>>>

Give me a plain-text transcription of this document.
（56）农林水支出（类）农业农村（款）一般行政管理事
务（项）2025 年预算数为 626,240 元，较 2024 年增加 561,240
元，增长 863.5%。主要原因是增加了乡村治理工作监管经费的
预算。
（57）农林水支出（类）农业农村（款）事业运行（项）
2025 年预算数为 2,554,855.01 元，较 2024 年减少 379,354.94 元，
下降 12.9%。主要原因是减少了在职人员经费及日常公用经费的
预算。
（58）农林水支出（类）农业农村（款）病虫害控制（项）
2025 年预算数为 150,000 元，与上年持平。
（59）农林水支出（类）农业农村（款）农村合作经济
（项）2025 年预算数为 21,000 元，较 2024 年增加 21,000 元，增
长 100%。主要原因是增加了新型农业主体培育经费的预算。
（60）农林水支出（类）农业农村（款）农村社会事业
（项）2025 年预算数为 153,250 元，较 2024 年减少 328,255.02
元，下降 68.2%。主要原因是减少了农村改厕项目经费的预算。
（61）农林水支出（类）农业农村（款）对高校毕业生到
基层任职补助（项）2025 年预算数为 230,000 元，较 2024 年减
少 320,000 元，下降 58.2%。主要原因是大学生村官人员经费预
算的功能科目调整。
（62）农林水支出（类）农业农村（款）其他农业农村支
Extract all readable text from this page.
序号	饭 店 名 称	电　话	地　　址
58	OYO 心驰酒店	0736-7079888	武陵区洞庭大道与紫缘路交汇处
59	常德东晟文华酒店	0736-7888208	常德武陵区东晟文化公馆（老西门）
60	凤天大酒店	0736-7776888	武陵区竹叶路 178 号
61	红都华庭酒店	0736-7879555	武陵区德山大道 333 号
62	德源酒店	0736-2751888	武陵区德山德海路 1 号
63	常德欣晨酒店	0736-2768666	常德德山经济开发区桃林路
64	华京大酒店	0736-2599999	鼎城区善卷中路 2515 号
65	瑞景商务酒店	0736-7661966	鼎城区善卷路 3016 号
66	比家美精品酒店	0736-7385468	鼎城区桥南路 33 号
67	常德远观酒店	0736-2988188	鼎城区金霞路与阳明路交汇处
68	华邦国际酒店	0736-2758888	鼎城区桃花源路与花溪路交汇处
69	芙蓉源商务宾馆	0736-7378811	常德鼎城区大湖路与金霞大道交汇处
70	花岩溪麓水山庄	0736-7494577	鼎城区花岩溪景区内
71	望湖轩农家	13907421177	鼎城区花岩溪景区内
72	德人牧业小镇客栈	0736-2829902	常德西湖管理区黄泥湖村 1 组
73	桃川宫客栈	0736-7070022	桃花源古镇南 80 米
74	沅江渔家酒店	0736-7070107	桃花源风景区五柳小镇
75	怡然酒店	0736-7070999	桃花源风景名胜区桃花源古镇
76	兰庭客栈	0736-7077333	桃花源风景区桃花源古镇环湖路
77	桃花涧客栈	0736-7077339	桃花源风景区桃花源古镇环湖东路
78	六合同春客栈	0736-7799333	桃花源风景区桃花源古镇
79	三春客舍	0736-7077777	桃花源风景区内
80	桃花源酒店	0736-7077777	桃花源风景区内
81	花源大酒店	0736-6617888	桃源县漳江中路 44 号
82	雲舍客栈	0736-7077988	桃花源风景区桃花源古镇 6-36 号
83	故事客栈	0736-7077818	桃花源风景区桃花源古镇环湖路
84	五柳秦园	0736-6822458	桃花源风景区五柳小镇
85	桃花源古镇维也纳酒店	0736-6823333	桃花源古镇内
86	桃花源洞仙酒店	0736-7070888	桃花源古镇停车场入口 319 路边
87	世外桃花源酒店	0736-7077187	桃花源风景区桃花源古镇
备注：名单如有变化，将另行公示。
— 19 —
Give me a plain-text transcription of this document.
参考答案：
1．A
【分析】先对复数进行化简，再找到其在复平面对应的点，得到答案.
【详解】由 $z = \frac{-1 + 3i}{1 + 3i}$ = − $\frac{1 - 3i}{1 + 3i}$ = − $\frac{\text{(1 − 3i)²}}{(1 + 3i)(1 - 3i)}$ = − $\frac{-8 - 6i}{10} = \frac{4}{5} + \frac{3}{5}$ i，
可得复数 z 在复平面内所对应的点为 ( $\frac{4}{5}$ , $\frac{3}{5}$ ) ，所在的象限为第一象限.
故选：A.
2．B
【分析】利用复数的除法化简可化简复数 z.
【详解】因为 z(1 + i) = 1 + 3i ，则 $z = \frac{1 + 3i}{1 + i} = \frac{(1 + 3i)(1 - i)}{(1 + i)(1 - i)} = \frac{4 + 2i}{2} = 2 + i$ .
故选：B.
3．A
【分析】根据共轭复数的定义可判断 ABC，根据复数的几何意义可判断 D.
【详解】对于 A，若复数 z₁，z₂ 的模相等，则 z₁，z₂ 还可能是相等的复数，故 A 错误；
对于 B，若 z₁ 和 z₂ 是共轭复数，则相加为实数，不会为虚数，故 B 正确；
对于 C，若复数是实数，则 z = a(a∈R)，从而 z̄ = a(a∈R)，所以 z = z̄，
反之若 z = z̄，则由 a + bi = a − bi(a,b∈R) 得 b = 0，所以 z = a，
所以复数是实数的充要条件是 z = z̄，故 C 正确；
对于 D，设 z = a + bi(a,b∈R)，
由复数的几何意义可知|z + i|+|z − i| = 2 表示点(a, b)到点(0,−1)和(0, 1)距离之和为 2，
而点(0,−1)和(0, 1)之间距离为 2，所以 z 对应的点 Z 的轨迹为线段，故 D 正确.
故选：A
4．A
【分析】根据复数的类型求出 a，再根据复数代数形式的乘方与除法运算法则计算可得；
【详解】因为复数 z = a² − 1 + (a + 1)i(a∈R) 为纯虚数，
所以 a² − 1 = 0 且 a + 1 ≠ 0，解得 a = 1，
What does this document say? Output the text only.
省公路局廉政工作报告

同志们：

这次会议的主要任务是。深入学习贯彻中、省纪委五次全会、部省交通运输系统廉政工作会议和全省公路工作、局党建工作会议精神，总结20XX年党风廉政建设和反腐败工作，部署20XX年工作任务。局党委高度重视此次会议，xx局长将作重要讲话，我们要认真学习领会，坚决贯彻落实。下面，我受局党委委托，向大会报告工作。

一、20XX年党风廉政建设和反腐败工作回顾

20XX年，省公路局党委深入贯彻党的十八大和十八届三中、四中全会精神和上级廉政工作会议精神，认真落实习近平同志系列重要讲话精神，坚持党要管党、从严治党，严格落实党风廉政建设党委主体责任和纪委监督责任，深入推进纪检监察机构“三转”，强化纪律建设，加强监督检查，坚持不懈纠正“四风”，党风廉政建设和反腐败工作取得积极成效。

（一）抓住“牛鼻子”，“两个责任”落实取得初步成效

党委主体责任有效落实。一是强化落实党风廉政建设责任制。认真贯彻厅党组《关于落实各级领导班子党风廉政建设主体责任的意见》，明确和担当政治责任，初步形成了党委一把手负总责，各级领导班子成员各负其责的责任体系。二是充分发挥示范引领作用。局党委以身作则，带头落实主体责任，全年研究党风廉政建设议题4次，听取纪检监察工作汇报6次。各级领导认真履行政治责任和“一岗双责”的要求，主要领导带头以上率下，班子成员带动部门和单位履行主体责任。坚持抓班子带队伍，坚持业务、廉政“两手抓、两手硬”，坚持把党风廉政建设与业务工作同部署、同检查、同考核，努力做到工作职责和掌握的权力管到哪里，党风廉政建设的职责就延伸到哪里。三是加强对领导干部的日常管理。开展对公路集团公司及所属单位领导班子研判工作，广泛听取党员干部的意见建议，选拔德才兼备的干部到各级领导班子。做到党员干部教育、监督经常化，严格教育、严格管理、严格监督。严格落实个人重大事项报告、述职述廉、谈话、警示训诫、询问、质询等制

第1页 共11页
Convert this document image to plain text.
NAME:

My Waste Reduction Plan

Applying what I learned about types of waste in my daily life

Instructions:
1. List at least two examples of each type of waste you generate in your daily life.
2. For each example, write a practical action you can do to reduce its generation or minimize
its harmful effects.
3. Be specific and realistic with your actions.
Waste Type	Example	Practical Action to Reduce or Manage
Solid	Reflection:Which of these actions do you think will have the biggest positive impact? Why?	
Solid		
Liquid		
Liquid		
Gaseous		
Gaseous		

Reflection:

<<<

*EXERCISE DETAILS*: Extract every line above that contains the word "document".

*RESPONSE TO THE TASK*:
Give me a plain-text transcription of this document.
Give me a plain-text transcription of this document.
What does this document say? Output the text only.
Convert this document image to plain text.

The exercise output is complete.